> [EXERCISE PROMPT] Below are entries. Pull out all lines containing "veranlasst".

+++

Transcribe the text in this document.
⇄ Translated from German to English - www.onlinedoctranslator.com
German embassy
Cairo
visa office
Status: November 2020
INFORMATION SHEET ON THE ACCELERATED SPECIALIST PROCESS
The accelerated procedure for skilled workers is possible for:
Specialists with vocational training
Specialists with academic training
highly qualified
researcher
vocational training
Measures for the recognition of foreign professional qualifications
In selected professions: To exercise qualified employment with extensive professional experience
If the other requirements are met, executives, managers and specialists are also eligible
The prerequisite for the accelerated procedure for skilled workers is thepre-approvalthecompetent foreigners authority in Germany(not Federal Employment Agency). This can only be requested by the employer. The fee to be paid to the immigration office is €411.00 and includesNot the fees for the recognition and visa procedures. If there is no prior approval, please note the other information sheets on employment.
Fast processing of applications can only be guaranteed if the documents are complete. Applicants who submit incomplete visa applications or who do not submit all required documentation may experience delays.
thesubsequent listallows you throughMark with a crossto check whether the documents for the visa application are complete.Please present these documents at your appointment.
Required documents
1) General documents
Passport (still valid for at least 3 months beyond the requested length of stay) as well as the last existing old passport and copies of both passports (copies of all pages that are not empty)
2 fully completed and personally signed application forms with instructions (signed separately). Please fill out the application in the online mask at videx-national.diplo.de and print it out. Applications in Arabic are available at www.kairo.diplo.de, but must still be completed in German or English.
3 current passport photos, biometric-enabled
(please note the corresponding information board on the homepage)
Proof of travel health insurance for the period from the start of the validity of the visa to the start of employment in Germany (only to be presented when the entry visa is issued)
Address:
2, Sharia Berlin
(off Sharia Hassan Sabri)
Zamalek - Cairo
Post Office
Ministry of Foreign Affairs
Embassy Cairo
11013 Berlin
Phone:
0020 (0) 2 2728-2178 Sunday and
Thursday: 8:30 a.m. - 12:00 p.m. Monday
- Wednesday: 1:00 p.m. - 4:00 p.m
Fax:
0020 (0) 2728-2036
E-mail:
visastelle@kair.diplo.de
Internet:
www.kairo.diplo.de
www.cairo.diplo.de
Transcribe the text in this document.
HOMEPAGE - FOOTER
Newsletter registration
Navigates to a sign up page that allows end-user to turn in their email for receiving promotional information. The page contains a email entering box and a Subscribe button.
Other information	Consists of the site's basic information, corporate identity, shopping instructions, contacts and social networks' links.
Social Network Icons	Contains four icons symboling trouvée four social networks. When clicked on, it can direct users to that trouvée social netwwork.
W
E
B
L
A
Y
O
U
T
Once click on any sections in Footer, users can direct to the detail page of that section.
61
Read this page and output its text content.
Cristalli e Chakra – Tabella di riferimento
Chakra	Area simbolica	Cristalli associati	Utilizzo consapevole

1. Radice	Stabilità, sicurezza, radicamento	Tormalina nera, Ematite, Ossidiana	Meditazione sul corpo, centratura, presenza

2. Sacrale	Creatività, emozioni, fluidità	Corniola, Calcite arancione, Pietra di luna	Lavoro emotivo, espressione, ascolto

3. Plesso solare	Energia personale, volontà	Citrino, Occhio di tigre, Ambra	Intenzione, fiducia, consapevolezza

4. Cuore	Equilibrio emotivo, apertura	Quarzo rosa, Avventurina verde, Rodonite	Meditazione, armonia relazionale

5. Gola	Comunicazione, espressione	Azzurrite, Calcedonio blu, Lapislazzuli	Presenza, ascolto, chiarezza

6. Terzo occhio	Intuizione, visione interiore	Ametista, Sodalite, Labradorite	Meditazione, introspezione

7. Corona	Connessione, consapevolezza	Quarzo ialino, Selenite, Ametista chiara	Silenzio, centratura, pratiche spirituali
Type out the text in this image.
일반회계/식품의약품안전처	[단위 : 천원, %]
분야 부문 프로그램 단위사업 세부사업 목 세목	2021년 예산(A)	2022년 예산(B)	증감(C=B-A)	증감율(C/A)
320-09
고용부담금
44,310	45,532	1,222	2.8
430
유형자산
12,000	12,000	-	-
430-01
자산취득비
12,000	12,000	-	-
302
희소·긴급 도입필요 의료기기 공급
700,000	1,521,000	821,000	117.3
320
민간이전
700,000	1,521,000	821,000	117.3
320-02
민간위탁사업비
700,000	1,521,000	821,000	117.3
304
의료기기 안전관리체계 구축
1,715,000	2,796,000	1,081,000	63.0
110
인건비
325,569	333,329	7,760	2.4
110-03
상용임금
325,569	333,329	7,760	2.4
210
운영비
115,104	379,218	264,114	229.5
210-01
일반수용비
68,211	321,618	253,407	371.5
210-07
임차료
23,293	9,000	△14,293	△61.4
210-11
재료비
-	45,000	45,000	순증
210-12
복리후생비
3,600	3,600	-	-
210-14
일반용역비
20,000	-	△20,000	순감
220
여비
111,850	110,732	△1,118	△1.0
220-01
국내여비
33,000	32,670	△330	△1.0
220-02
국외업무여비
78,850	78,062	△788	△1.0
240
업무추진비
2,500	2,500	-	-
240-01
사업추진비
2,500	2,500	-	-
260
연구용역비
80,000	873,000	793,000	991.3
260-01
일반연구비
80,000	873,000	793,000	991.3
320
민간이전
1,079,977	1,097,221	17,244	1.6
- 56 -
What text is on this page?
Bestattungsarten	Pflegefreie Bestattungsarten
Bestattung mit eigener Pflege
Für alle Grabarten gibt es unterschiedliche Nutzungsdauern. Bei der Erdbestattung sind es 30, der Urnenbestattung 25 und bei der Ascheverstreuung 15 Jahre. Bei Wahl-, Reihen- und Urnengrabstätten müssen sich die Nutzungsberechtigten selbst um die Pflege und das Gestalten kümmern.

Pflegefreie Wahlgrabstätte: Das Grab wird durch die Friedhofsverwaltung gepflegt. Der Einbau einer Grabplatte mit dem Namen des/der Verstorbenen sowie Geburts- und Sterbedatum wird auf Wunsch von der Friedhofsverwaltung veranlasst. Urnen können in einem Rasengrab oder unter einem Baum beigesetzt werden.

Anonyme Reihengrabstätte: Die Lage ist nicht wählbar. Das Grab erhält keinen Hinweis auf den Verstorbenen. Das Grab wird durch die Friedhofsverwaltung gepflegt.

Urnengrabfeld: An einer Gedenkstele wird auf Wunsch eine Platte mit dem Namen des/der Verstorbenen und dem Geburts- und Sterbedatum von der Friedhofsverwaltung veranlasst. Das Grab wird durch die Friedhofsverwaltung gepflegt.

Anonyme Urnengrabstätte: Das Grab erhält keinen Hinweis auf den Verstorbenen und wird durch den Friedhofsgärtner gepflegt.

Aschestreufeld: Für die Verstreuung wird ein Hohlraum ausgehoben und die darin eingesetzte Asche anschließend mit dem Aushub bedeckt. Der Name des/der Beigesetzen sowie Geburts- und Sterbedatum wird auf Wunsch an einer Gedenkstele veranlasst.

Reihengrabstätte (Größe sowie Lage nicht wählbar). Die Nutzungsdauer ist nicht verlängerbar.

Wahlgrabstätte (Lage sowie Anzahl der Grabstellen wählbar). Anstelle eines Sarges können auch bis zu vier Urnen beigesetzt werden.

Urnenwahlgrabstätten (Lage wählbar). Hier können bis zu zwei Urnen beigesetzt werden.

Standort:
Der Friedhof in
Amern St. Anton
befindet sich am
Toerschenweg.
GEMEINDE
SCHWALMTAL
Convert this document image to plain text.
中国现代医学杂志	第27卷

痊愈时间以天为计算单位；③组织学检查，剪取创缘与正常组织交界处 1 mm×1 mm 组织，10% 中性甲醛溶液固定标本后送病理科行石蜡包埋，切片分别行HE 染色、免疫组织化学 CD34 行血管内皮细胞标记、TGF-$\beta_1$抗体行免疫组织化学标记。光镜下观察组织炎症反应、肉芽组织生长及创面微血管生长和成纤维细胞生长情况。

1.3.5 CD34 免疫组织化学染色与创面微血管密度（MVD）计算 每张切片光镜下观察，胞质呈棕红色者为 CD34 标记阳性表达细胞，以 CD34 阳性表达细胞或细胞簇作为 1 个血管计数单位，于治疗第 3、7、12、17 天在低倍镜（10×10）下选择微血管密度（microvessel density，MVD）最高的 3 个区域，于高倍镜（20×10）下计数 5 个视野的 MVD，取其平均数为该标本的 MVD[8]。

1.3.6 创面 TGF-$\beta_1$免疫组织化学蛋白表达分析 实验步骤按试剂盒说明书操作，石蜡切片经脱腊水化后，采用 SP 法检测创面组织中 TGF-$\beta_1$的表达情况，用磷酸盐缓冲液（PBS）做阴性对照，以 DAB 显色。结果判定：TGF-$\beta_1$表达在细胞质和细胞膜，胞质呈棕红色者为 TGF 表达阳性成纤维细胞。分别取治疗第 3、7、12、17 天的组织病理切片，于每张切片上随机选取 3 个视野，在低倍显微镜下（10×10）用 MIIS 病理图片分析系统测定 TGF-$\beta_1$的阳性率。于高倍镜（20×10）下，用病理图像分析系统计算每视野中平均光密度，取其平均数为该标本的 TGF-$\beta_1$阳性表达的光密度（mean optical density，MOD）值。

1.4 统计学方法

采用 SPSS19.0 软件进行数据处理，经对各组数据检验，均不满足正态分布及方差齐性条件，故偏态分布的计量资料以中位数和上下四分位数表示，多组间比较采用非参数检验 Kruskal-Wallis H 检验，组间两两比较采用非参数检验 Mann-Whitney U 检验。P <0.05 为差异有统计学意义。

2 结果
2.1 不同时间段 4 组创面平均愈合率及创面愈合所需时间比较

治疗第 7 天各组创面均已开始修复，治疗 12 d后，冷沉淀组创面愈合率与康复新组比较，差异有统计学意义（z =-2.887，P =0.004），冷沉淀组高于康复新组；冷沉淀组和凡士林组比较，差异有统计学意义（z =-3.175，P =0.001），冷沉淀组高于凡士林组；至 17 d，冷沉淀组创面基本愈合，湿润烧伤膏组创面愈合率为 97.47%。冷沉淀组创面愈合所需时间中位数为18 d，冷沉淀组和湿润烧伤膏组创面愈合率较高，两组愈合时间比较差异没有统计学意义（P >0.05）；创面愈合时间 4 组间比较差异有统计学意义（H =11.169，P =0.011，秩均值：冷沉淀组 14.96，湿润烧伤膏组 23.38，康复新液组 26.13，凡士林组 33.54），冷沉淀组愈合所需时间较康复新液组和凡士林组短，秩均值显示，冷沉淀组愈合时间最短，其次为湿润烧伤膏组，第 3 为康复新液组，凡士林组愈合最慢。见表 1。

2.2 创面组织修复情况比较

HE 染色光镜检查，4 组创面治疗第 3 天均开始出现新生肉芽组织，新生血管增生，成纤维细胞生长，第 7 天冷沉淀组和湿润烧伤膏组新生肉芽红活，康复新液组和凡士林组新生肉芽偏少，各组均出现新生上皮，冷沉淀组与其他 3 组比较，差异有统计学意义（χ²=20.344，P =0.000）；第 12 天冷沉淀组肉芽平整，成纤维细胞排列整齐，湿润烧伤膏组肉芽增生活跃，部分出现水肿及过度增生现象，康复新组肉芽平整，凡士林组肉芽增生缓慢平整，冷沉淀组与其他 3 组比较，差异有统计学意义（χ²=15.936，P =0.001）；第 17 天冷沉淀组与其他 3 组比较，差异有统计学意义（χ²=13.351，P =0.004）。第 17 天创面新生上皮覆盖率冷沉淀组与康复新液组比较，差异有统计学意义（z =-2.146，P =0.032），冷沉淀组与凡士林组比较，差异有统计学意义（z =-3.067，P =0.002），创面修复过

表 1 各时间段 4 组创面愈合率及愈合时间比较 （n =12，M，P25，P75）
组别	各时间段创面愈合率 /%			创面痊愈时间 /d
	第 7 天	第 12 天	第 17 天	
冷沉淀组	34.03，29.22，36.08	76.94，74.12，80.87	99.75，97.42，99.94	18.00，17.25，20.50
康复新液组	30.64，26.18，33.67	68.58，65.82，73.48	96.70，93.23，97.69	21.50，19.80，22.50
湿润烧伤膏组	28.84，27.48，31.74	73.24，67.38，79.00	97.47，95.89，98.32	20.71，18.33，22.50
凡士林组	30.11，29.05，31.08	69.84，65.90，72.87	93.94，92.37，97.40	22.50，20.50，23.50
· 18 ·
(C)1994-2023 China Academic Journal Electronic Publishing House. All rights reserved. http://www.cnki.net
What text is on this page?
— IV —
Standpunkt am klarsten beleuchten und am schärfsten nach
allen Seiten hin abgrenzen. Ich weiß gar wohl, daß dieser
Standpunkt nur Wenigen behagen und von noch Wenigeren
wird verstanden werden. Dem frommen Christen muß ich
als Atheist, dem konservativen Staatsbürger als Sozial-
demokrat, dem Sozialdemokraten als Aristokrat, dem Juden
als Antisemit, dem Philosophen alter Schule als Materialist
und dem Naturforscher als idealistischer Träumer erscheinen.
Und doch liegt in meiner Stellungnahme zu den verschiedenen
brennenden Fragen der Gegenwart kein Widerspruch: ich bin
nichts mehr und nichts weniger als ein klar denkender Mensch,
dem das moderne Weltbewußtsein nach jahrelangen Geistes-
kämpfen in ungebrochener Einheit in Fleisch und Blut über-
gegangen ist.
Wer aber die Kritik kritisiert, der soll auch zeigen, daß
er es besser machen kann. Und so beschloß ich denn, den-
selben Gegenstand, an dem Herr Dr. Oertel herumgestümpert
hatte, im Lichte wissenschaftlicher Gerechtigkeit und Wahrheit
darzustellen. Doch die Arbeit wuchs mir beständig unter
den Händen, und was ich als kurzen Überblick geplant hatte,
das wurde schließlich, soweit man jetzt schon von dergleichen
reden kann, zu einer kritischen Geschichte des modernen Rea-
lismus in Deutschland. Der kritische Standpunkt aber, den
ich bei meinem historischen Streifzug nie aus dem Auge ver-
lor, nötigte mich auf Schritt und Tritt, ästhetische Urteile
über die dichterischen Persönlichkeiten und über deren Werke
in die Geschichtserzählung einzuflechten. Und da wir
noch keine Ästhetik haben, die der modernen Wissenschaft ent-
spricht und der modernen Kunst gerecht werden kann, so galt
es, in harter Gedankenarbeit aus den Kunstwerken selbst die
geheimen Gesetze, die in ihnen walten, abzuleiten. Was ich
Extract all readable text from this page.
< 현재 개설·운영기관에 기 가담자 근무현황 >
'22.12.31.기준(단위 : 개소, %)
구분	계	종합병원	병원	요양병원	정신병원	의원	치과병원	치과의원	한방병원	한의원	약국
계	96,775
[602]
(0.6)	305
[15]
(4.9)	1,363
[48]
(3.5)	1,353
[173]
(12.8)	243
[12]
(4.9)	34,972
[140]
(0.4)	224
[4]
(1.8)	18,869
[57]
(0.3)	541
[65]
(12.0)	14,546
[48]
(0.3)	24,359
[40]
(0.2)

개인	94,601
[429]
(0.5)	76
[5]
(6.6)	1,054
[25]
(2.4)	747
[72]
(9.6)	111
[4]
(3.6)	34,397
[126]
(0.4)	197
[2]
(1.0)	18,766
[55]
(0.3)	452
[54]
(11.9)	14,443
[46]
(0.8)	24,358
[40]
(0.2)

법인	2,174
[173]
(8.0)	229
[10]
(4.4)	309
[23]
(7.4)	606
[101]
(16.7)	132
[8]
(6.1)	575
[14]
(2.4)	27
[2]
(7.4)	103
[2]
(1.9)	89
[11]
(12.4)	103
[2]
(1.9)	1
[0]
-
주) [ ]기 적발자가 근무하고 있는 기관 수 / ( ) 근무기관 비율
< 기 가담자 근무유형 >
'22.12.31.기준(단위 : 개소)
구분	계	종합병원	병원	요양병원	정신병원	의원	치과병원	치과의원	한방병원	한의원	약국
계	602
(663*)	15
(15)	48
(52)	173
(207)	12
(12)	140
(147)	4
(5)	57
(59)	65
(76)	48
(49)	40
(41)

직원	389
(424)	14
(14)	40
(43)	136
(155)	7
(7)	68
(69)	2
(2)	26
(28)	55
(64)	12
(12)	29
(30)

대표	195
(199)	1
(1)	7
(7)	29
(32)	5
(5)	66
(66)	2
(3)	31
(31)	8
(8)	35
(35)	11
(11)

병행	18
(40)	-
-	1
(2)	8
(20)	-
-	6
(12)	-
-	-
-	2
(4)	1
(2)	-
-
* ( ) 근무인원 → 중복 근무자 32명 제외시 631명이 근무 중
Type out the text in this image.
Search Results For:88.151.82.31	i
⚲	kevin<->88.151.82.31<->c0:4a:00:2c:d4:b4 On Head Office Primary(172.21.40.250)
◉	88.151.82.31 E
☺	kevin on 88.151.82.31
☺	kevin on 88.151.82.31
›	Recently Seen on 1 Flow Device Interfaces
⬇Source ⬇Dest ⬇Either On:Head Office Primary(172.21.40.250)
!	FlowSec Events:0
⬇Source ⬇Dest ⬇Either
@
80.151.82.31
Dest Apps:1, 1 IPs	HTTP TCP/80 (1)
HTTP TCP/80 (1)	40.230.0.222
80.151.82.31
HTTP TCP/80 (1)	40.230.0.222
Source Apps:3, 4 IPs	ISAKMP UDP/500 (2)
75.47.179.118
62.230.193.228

+++

> [RESULT OF THE TASK]
Pflegefreie Wahlgrabstätte: Das Grab wird durch die Friedhofsverwaltung gepflegt. Der Einbau einer Grabplatte mit dem Namen des/der Verstorbenen sowie Geburts- und Sterbedatum wird auf Wunsch von der Friedhofsverwaltung veranlasst. Urnen können in einem Rasengrab oder unter einem Baum beigesetzt werden.
Urnengrabfeld: An einer Gedenkstele wird auf Wunsch eine Platte mit dem Namen des/der Verstorbenen und dem Geburts- und Sterbedatum von der Friedhofsverwaltung veranlasst. Das Grab wird durch die Friedhofsverwaltung gepflegt.
Aschestreufeld: Für die Verstreuung wird ein Hohlraum ausgehoben und die darin eingesetzte Asche anschließend mit dem Aushub bedeckt. Der Name des/der Beigesetzen sowie Geburts- und Sterbedatum wird auf Wunsch an einer Gedenkstele veranlasst.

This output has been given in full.